══ Texte fourni
Mt 14, 13-21 / Mc 6, 30-44
Lectures
bibliques : Ex 16, 11-18 ; 2 S 6, 12b-19 ; Mt 14, 13-21
Thématique :
la dynamique de la foi ou le miracle du pain partagé
Prédication de
Pascal LEFEBVRE / Marmande, le 31/08/14, culte avec Ste Cène.
* Ce récit bien
connu de « la multiplication des pains » suscite beaucoup de
questions. Il a sans doute donné du fil à retordre à bien des théologiens et
des lecteurs chrétiens depuis 2000 ans.
Il y a
évidemment différentes manières d’aborder ce passage de l’évangile.
Ce matin, je
vous en proposerai une relecture plus « symbolique » que « miraculeuse »,
au moins pour deux raisons :
- D’une part,
parce que je ne pense pas que l’intention et la préoccupation des évangélistes
soient de focaliser les lecteurs ou les auditeurs que nous sommes, sur l’aspect
miraculeux, légendaire ou, à proprement parler, prodigieux d’un événement… en nous fournissant l’image d’une sorte de
« Jésus superman » capable de multiplier le pain par mille. Mais
qu’ils nous racontent cet événement en raison de son sens.
- Et, d’autre
part, parce que notre rationalité du 21e siècle – à la suite
d’Einstein (avec son fameux « E = mc 2 ») – nous empêche
de penser que Jésus ait pu créer de la matière à partir de rien ou presque, sauf
à disposer d’une source d’énergie considérable.
Autrement dit,
je vous propose de ne pas entendre ce récit comme celui d’un événement
surnaturel, où Jésus se serait affranchi des lois de la nature, mais autrement.
Pour cela,
essayons de répondre aux questions suivantes :
Pourquoi les
évangélistes nous racontent cet événement et que veulent-ils nous
dire ? ; Où est le miracle dans cette histoire ? ; En quoi
cela nous concerne-t-il aujourd’hui ?
Bien entendu, on
peut toujours lire ce récit comme un miracle prophétique sur le modèle d’Elie
(1 R 17, 14) ou d’Elisée (2 R 4, 42-44) ou encore comme une préfiguration de la
cène eucharistique de l’Eglise. Mais, je vous propose davantage de le voir
comme une prophétie du banquet messianique… qui consiste, d’une part, à
présenter Jésus comme le messie, successeur de David, rassasiant son peuple… et,
d’autre part, à ouvrir les disciples et la foule à la nouveauté du règne de
Dieu… et donc à une éthique de responsabilité… fondée sur le don et le partage.
Dans l’Ancien
Testament, l’auteur du second livre de Samuel nous présente la figure de David
et nous raconte que David bénit le peuple au nom du Seigneur et distribue à
toute la multitude d’Israël, hommes et femmes, une miche de pain par personne
(cf. 2 S 6, 19).
════
══ Enregistrements fournis
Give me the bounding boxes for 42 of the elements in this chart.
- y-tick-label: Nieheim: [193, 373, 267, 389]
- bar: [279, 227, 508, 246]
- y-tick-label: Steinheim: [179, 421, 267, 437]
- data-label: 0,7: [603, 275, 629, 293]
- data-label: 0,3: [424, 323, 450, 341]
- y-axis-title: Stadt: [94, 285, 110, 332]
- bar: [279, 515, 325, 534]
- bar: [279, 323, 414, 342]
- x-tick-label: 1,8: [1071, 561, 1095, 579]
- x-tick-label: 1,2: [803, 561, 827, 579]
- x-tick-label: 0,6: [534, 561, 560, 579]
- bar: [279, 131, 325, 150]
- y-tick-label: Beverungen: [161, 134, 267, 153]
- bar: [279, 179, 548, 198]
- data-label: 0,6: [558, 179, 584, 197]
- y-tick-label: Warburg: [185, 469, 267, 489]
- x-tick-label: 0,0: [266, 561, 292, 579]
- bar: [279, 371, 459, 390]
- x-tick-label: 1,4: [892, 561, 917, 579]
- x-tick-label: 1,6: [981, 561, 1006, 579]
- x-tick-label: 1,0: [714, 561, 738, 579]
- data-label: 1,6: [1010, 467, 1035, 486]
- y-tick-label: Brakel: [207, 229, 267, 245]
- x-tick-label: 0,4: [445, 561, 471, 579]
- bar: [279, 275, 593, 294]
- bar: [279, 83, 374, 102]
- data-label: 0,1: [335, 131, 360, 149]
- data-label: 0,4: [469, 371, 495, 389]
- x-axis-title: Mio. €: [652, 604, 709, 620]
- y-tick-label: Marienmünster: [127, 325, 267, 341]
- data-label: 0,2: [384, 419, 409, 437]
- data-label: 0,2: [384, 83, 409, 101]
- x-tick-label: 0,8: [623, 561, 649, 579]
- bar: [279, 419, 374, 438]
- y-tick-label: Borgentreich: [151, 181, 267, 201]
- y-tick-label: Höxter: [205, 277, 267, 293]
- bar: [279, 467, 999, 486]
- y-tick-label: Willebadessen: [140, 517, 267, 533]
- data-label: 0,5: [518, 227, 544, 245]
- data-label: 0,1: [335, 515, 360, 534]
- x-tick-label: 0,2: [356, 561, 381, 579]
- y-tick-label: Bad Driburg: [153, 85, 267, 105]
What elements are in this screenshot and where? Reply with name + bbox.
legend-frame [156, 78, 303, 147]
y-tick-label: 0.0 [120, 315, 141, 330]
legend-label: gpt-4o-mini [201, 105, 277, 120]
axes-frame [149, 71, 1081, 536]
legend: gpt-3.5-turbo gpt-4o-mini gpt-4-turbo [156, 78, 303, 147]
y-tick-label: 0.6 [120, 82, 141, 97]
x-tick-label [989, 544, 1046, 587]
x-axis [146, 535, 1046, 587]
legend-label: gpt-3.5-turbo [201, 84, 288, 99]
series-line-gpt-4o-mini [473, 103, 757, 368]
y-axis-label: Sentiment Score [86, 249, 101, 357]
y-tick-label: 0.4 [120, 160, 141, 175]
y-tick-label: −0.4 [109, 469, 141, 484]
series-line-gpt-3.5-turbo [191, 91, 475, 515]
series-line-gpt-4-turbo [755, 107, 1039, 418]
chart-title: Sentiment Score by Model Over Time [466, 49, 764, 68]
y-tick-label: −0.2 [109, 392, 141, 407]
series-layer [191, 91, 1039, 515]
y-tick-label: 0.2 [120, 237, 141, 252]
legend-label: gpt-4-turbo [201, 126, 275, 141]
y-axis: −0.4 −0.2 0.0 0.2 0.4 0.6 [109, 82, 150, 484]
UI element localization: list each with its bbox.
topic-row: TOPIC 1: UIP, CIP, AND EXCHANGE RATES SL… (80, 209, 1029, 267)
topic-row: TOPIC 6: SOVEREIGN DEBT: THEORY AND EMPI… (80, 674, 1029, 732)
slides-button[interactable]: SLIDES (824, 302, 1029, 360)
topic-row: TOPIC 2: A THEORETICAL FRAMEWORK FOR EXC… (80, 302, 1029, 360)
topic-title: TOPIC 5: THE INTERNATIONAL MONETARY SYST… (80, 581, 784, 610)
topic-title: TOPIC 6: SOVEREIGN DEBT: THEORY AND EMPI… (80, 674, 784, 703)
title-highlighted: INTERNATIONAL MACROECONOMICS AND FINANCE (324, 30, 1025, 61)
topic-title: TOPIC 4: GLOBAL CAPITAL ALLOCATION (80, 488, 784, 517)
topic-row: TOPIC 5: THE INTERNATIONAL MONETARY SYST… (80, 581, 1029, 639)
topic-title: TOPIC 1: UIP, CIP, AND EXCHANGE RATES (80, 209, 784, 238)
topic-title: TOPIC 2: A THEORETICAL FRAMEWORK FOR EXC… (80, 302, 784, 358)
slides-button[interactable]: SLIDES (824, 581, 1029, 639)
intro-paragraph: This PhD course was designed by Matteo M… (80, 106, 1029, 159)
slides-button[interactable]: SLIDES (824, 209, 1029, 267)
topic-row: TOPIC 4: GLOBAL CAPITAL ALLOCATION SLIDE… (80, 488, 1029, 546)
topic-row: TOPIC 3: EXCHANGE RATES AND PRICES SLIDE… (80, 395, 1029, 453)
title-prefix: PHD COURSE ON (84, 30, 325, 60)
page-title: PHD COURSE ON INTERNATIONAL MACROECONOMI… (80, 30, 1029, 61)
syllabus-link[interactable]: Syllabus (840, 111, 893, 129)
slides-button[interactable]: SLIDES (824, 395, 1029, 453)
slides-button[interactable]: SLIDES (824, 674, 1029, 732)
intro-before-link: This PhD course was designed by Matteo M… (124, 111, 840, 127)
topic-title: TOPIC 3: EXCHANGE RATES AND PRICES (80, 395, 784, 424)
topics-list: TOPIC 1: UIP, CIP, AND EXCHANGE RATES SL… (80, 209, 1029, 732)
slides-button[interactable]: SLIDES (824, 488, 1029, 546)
════
--- Consignes ---
1. Extrayez de la prédication sur la multiplication des pains le passage allant de « Ce matin, je » à « de son sens. ».
2. D'après la prédication sur la multiplication des pains, que David distribue-t-il à chaque personne de la multitude d'Israël ?
Les enregistrements n'ont aucun lien avec la prédication sur la multiplication des pains.

--- Réponses par consigne ---
1.
Ce matin, je
vous en proposerai une relecture plus « symbolique » que « miraculeuse »,
au moins pour deux raisons :
- D’une part,
parce que je ne pense pas que l’intention et la préoccupation des évangélistes
soient de focaliser les lecteurs ou les auditeurs que nous sommes, sur l’aspect
miraculeux, légendaire ou, à proprement parler, prodigieux d’un événement… en nous fournissant l’image d’une sorte de
« Jésus superman » capable de multiplier le pain par mille. Mais
qu’ils nous racontent cet événement en raison de son sens.

2. Une miche de pain par personne.